Tally up the lines below that include the word "ffffff". Answer with the number alone.

•••••

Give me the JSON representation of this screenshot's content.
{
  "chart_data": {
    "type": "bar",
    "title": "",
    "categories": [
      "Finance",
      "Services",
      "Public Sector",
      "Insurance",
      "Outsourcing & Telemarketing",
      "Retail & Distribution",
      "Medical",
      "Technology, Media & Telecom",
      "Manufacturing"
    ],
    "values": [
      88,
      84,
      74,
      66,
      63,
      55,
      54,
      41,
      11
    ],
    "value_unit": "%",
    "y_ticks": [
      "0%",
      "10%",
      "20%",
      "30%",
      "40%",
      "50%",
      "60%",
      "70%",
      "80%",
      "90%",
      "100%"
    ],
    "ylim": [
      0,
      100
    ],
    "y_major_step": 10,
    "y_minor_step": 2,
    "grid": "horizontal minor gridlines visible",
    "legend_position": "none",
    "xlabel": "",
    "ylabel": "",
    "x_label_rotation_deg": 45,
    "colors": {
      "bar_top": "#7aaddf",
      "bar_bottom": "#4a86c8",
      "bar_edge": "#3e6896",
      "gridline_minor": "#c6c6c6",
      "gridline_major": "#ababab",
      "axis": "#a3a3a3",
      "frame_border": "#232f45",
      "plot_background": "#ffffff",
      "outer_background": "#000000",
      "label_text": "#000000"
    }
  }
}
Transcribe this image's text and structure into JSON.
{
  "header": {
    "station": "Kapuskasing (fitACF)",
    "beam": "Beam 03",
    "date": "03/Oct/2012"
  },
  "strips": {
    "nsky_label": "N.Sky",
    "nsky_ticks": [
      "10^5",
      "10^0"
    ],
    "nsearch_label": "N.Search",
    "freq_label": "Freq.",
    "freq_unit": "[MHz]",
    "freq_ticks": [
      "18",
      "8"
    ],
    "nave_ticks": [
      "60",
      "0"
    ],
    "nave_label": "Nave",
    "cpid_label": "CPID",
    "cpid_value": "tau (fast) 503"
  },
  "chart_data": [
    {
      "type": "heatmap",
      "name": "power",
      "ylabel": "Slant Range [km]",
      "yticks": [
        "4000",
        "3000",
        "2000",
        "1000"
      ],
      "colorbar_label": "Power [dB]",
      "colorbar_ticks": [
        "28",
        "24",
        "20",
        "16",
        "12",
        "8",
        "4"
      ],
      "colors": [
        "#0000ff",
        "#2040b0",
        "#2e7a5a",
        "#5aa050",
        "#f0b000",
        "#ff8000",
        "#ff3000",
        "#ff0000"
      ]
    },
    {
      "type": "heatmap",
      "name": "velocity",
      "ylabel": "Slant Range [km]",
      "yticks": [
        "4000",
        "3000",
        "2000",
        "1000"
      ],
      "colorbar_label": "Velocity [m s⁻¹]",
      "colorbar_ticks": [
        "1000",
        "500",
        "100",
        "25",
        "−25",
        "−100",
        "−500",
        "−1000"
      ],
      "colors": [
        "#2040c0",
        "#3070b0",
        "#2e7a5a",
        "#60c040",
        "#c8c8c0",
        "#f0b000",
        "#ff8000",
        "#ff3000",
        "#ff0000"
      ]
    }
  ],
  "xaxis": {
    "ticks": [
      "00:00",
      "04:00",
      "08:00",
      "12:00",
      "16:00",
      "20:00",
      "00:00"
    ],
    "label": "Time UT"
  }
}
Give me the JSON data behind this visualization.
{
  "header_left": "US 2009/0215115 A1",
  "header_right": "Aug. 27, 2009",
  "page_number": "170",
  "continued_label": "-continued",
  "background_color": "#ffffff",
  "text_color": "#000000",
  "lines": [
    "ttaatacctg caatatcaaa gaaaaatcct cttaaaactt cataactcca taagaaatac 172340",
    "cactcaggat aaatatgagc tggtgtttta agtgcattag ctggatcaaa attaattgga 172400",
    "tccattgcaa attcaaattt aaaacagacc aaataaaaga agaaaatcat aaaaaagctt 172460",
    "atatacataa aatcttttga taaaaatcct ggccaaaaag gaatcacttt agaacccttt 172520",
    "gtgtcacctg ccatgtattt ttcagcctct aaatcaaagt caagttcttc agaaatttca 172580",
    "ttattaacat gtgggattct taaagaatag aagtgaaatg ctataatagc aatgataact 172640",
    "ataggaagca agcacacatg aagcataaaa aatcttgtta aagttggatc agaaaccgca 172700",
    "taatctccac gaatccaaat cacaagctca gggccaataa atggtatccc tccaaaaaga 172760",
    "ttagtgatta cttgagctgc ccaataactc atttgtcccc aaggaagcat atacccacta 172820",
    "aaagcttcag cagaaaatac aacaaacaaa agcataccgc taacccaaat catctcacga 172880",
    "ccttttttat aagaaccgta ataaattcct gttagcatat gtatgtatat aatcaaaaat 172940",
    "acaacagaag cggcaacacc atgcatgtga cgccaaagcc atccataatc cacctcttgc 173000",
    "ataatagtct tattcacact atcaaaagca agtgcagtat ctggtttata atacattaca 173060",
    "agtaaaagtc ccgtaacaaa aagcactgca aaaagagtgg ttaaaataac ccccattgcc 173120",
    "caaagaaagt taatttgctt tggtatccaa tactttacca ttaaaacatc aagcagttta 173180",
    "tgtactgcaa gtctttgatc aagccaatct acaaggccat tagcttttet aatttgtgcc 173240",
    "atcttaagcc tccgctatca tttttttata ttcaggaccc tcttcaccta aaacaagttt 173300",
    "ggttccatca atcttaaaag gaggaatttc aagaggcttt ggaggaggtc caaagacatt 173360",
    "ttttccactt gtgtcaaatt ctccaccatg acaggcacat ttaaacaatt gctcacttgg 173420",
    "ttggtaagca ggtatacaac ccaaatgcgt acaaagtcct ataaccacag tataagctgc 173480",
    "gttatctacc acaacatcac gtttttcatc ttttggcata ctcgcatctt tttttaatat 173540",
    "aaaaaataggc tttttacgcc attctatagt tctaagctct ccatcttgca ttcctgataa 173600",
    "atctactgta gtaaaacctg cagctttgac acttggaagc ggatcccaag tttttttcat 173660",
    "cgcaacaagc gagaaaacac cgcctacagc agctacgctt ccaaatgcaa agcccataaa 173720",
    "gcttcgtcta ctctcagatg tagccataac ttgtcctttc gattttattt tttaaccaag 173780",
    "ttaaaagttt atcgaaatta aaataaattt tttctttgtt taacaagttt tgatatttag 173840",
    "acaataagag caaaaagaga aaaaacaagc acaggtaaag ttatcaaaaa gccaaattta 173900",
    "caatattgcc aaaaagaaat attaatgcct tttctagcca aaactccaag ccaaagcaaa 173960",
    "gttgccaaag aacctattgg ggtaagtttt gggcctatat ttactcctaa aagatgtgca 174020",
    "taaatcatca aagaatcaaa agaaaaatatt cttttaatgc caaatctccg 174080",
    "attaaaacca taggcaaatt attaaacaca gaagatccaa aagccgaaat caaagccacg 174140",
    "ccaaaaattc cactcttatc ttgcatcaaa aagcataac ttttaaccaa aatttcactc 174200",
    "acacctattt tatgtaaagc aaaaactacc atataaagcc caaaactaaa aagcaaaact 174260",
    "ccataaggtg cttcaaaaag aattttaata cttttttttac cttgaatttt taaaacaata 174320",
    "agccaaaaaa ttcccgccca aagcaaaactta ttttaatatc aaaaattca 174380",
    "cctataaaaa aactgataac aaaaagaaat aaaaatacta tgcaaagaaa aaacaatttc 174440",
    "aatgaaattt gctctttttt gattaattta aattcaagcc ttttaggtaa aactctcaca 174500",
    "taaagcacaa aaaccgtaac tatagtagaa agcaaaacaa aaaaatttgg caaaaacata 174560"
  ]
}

•••••

**Task solution:** 2